● The request: Provide only the number of lines in the data below that contain the word "baidu".

● Material supplied:

■ ■ ■

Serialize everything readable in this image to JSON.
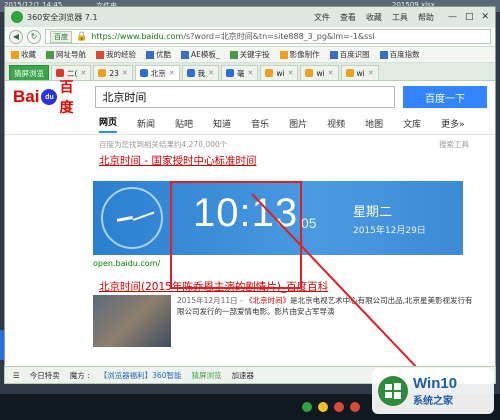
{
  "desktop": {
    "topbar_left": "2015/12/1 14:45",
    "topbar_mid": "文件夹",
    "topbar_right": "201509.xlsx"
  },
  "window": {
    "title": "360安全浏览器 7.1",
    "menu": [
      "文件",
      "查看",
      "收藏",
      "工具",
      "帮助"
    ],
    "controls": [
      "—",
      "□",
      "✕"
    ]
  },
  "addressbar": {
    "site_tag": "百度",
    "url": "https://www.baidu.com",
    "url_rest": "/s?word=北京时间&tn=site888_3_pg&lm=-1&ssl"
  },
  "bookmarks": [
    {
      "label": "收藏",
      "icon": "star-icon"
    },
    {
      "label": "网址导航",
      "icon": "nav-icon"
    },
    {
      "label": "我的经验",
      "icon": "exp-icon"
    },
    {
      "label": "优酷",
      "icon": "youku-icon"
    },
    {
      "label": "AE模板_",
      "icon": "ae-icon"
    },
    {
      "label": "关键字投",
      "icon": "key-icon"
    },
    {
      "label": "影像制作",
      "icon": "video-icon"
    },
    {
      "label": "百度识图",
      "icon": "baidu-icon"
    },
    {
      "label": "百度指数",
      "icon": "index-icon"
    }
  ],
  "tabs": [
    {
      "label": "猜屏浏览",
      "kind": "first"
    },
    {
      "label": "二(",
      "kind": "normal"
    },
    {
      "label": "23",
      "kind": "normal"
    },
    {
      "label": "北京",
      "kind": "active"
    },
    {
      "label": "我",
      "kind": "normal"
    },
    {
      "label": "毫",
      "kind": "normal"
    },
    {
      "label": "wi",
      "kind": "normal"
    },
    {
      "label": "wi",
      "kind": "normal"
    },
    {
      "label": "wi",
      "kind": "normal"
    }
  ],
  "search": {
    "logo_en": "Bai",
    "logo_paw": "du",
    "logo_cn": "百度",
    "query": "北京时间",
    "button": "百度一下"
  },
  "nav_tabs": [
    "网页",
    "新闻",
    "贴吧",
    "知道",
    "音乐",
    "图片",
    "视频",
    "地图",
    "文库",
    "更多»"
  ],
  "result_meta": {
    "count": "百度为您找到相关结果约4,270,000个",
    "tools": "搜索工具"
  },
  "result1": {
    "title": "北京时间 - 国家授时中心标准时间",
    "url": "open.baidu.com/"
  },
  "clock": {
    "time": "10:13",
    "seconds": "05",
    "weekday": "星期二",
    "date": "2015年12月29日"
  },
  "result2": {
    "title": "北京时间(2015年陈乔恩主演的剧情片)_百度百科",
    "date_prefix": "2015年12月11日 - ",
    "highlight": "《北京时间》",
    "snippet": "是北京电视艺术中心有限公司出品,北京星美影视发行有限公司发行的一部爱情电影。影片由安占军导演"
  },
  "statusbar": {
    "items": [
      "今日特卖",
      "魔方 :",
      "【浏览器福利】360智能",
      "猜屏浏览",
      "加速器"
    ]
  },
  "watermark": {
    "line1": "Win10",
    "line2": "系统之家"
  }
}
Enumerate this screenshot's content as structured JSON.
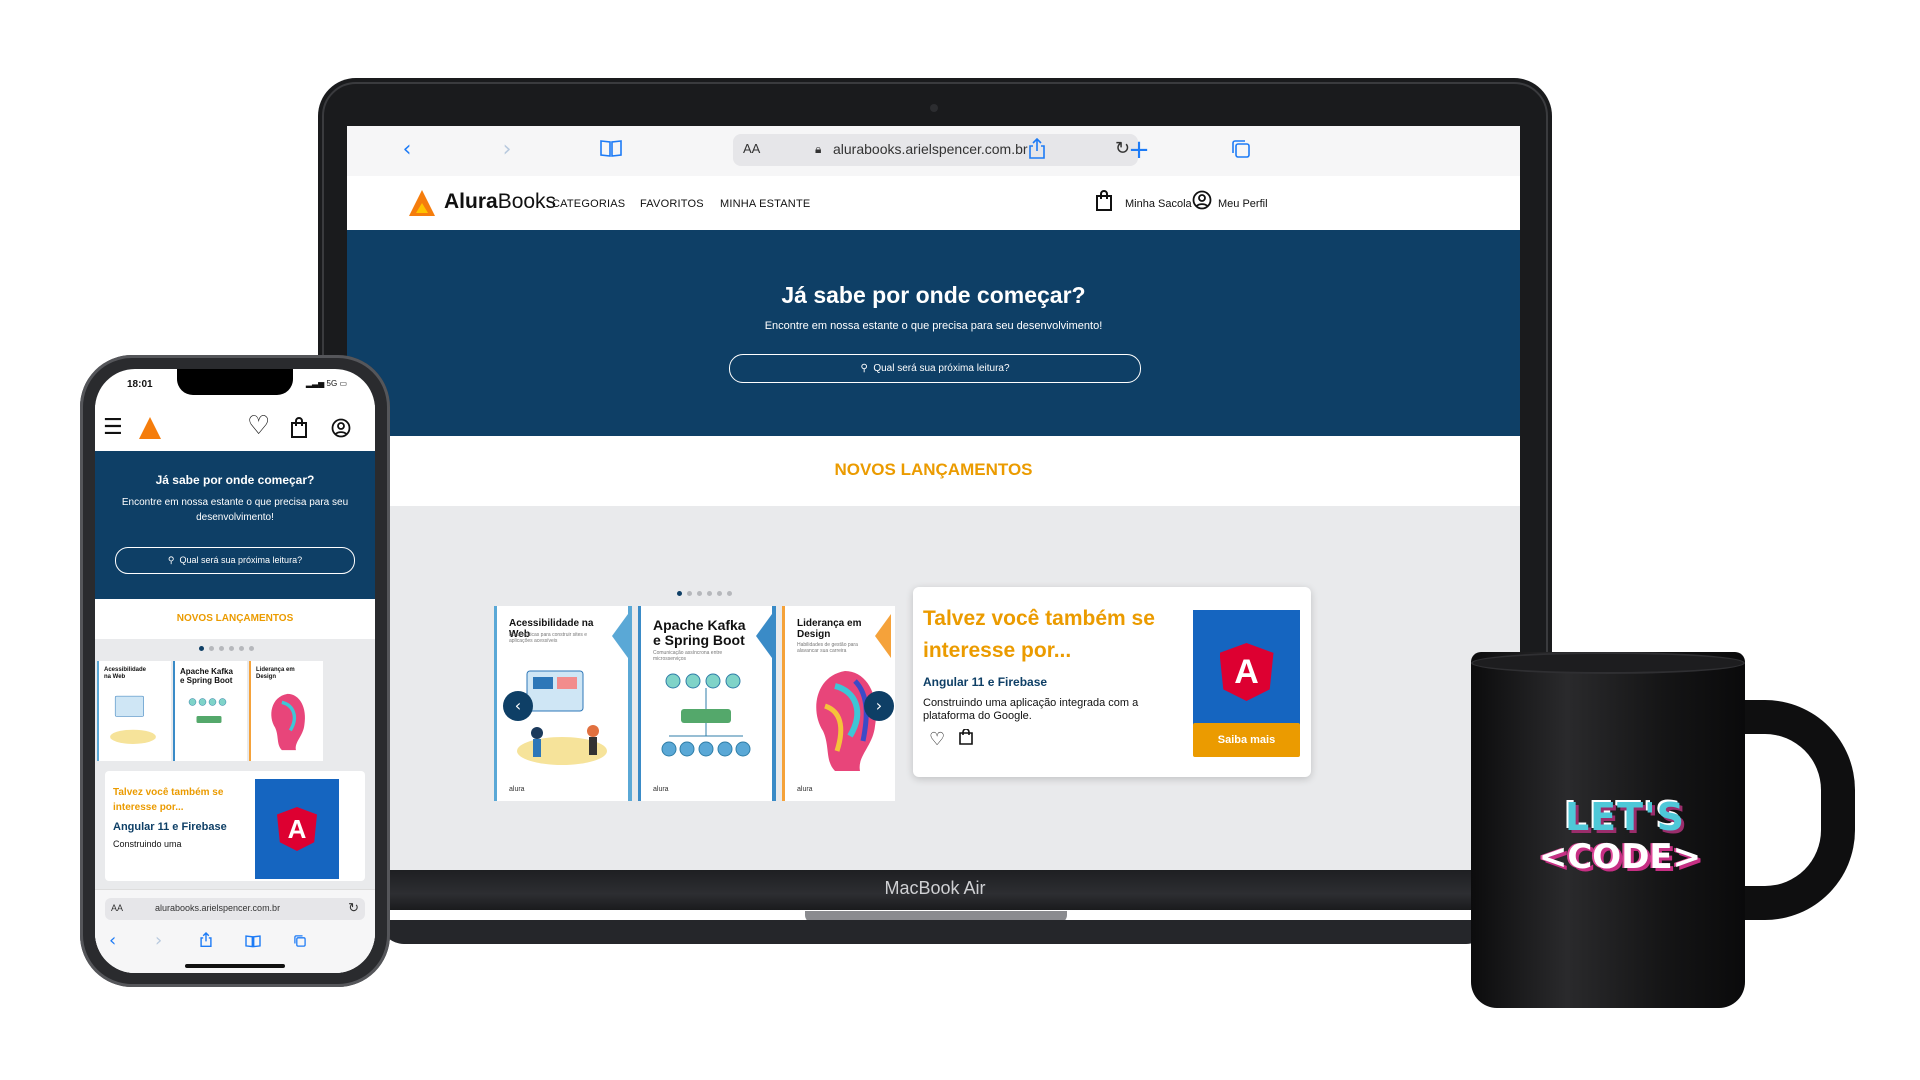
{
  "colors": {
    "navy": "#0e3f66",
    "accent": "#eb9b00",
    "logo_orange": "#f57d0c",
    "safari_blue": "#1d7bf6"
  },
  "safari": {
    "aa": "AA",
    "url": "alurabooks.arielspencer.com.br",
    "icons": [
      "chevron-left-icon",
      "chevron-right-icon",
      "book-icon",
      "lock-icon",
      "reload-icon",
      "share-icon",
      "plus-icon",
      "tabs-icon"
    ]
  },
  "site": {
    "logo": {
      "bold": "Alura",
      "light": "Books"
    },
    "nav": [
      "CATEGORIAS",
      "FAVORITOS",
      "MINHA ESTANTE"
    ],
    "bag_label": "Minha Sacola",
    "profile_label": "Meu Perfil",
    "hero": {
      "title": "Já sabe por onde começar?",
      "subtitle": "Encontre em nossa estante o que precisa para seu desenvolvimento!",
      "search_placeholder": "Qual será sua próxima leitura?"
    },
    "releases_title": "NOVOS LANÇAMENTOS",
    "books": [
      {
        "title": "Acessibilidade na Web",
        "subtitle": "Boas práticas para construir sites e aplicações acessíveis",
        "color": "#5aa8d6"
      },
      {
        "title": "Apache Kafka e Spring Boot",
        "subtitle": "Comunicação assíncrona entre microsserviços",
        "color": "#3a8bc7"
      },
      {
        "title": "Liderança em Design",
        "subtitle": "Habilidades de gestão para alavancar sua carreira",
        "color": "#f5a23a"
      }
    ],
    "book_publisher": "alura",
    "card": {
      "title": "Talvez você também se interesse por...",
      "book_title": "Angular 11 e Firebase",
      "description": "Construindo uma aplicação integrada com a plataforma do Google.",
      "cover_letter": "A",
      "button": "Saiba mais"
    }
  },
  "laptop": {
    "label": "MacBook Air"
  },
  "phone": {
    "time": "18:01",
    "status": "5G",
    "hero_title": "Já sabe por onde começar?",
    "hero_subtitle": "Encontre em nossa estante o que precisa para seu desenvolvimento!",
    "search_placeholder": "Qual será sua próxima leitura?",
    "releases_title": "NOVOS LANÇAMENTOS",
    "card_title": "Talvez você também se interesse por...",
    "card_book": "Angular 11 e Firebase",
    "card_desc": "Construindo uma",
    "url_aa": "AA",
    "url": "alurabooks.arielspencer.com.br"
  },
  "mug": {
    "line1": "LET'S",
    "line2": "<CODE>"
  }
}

■ ■ ■

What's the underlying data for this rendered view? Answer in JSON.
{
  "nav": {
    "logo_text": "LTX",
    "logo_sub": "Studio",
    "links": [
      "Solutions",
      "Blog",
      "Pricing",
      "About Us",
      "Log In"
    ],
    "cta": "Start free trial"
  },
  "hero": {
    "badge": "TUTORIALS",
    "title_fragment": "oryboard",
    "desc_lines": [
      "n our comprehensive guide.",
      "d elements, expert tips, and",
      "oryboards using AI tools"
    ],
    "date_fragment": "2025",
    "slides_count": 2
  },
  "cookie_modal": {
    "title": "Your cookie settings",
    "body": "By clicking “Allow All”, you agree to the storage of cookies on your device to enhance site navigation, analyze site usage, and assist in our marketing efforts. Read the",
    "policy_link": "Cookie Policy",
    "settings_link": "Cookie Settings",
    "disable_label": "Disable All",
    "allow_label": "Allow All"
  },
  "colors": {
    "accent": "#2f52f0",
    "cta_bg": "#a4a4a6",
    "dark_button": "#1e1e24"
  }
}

■ ■ ■

● Full response: 3